**MATERIAL FOR THE TASK**
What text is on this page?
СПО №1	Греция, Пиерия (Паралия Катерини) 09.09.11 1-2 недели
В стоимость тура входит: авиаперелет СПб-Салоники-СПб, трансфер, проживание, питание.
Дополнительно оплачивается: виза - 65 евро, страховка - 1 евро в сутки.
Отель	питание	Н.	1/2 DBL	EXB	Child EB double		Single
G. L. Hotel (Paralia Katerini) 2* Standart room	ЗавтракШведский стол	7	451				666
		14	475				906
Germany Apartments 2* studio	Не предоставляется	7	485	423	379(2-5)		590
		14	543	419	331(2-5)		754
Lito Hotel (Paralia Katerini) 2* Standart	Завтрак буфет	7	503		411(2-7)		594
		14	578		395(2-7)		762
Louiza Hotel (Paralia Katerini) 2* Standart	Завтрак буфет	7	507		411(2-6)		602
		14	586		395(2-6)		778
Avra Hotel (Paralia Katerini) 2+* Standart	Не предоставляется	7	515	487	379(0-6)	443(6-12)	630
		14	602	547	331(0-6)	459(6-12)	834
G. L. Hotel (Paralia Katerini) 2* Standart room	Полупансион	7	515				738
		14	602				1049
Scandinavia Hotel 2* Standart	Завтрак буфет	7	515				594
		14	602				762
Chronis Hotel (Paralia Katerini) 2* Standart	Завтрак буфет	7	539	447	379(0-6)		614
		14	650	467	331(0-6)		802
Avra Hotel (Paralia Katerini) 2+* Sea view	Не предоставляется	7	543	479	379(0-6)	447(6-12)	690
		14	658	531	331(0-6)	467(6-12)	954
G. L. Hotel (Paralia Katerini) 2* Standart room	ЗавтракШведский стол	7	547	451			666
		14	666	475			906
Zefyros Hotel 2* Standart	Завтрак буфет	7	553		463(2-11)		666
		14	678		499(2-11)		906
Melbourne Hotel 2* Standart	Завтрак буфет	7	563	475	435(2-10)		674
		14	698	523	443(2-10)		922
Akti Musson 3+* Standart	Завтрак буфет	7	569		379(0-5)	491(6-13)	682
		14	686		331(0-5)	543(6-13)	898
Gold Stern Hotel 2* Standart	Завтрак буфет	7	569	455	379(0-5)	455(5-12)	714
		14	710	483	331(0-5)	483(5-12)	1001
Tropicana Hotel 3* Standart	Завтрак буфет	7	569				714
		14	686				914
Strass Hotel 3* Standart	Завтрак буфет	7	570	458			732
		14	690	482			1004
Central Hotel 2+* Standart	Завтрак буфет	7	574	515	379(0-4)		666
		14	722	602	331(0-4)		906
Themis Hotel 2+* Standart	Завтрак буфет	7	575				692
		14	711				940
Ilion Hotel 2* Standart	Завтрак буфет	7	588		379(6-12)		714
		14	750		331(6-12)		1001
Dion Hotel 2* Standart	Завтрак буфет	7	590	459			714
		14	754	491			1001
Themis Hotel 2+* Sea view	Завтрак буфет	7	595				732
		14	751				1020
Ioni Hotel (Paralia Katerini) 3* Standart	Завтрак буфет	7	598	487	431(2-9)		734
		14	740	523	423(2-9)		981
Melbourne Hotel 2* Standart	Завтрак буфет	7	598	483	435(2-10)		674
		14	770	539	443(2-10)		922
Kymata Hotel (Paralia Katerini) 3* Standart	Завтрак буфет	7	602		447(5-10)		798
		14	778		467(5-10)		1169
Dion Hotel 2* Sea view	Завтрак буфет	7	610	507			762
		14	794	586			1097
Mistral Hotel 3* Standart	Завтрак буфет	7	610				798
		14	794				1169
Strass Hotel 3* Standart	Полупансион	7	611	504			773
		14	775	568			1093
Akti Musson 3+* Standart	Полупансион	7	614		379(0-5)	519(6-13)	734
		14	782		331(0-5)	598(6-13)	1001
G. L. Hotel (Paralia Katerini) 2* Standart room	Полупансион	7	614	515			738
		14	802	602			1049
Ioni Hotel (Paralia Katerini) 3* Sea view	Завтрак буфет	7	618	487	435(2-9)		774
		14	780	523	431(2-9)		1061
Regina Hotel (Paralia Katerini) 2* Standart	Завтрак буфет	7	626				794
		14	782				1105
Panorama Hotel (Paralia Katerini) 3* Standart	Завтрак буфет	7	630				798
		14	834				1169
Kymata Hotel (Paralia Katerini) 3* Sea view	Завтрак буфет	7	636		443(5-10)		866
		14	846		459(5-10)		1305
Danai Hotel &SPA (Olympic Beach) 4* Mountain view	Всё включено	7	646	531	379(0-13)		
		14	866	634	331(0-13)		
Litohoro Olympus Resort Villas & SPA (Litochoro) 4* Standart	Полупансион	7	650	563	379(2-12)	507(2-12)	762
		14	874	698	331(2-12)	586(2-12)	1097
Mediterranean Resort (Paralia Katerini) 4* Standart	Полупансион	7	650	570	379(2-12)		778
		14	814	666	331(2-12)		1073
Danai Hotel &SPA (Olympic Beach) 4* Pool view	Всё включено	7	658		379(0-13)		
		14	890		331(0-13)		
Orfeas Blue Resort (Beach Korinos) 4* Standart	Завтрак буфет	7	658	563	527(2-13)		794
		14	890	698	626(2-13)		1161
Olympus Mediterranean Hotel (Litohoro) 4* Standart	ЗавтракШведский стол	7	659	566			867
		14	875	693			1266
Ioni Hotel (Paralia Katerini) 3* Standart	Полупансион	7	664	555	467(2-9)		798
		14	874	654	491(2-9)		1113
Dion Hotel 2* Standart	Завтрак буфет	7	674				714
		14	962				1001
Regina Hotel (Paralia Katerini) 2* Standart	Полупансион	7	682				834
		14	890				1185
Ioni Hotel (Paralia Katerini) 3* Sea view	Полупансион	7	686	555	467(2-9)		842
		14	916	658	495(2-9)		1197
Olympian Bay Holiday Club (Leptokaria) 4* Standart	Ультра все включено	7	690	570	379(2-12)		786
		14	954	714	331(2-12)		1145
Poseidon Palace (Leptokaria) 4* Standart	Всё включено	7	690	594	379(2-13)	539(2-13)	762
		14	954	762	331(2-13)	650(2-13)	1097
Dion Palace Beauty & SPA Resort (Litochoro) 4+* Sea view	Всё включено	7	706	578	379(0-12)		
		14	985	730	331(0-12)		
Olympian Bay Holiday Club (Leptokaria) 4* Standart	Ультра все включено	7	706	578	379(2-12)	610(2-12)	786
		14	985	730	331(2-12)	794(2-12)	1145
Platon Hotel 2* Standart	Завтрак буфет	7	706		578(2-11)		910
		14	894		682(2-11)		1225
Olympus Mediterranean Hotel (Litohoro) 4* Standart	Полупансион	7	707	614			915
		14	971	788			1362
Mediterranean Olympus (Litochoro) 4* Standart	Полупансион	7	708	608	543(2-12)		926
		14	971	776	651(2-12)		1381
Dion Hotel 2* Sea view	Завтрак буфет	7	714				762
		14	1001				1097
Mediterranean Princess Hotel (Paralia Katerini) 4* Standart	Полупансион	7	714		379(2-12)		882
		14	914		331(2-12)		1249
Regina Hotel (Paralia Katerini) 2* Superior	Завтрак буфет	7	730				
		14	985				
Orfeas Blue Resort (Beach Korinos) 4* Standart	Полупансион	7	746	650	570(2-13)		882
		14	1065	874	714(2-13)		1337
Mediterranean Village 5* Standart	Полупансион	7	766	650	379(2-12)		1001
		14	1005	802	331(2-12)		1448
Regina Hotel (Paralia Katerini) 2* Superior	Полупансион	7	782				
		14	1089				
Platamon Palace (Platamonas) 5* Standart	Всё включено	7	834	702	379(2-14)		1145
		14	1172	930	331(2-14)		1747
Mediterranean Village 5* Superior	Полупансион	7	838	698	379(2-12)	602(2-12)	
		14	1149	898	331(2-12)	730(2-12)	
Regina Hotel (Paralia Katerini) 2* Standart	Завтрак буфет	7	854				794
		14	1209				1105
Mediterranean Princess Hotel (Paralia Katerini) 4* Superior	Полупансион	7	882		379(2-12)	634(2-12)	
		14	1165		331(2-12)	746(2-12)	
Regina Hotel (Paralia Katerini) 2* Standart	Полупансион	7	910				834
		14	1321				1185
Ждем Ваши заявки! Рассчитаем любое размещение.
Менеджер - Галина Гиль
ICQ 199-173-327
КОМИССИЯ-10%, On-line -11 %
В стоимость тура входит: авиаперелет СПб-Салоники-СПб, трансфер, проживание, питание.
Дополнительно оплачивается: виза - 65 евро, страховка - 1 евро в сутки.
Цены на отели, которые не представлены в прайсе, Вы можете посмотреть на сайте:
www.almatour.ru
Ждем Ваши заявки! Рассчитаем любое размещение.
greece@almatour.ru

**GIVEN INSTRUCTION**
Pull every line containing the word "Strass" out of the material.

**ANSWER TO THIS TASK**
Strass Hotel 3* Standart	Завтрак буфет	7	570	458			732
Strass Hotel 3* Standart	Полупансион	7	611	504			773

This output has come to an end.